(Material supplied)
───
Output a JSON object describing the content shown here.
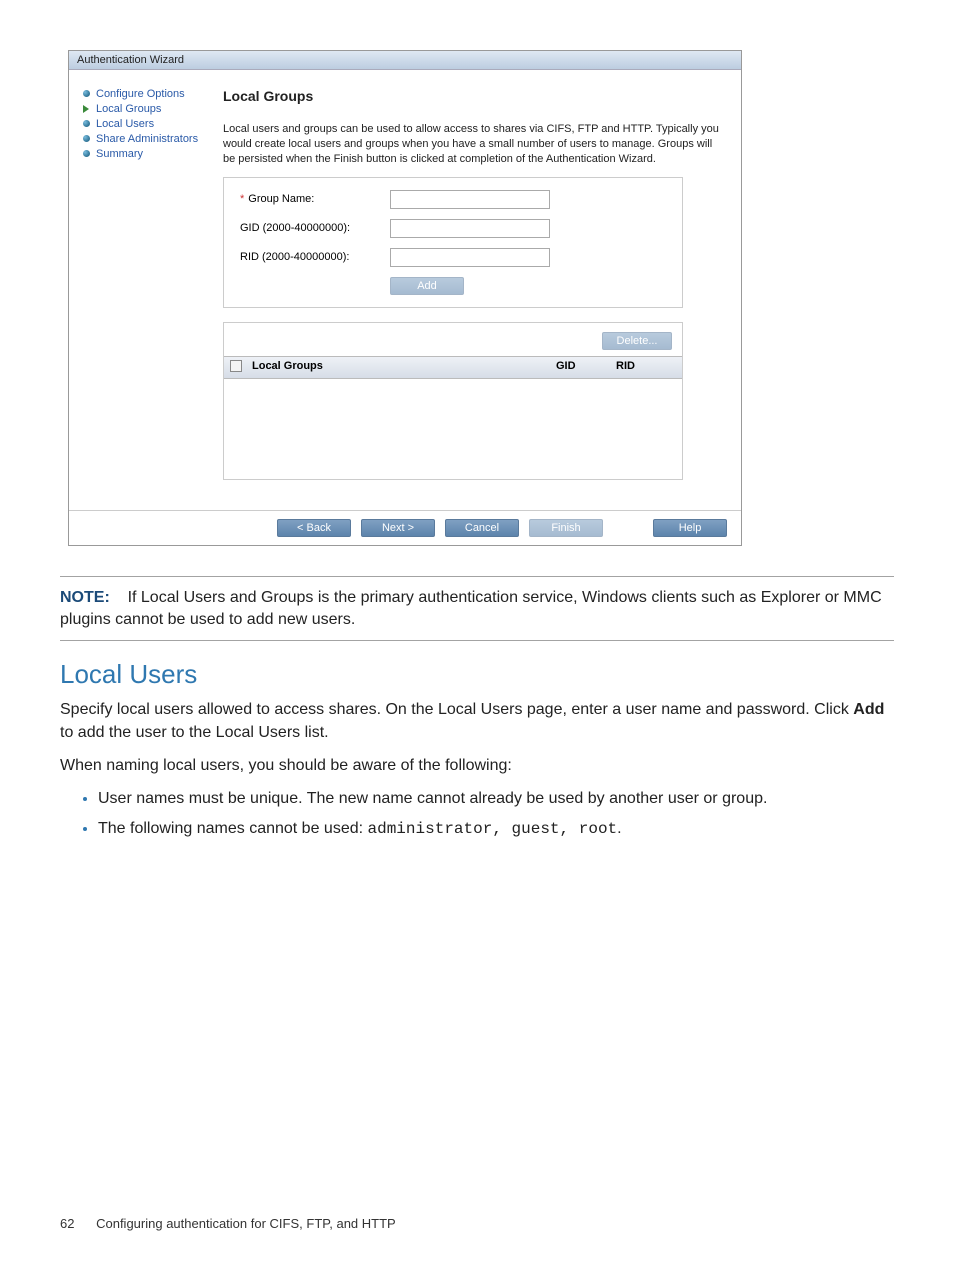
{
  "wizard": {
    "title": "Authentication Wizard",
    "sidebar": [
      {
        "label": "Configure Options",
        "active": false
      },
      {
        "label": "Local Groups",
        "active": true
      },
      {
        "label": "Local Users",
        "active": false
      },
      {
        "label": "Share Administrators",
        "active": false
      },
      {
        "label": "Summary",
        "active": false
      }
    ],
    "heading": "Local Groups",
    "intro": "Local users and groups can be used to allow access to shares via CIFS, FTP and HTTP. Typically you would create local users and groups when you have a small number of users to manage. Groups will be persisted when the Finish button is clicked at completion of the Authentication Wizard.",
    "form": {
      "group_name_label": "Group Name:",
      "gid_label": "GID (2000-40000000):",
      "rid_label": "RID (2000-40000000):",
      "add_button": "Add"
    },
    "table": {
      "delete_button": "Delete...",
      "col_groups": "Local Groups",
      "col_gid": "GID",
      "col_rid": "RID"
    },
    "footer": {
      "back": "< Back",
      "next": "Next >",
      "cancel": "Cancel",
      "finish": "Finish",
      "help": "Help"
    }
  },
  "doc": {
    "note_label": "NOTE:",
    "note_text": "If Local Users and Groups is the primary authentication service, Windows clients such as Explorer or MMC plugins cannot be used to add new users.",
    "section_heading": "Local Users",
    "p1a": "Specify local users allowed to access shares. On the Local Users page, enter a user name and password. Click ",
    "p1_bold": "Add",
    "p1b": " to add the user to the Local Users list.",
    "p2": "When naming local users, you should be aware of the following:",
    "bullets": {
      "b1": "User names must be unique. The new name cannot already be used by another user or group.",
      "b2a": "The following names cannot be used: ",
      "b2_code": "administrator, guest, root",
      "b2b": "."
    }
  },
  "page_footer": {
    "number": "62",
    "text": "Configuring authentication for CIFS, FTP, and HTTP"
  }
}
───
(Task instructions)
All of the data above should be transcribed verbatim, with pictures omitted.

(Problem solution)
Output a JSON object describing the content shown here.
{
  "wizard": {
    "title": "Authentication Wizard",
    "sidebar": [
      {
        "label": "Configure Options",
        "active": false
      },
      {
        "label": "Local Groups",
        "active": true
      },
      {
        "label": "Local Users",
        "active": false
      },
      {
        "label": "Share Administrators",
        "active": false
      },
      {
        "label": "Summary",
        "active": false
      }
    ],
    "heading": "Local Groups",
    "intro": "Local users and groups can be used to allow access to shares via CIFS, FTP and HTTP. Typically you would create local users and groups when you have a small number of users to manage. Groups will be persisted when the Finish button is clicked at completion of the Authentication Wizard.",
    "form": {
      "group_name_label": "Group Name:",
      "gid_label": "GID (2000-40000000):",
      "rid_label": "RID (2000-40000000):",
      "add_button": "Add"
    },
    "table": {
      "delete_button": "Delete...",
      "col_groups": "Local Groups",
      "col_gid": "GID",
      "col_rid": "RID"
    },
    "footer": {
      "back": "< Back",
      "next": "Next >",
      "cancel": "Cancel",
      "finish": "Finish",
      "help": "Help"
    }
  },
  "doc": {
    "note_label": "NOTE:",
    "note_text": "If Local Users and Groups is the primary authentication service, Windows clients such as Explorer or MMC plugins cannot be used to add new users.",
    "section_heading": "Local Users",
    "p1a": "Specify local users allowed to access shares. On the Local Users page, enter a user name and password. Click ",
    "p1_bold": "Add",
    "p1b": " to add the user to the Local Users list.",
    "p2": "When naming local users, you should be aware of the following:",
    "bullets": {
      "b1": "User names must be unique. The new name cannot already be used by another user or group.",
      "b2a": "The following names cannot be used: ",
      "b2_code": "administrator, guest, root",
      "b2b": "."
    }
  },
  "page_footer": {
    "number": "62",
    "text": "Configuring authentication for CIFS, FTP, and HTTP"
  }
}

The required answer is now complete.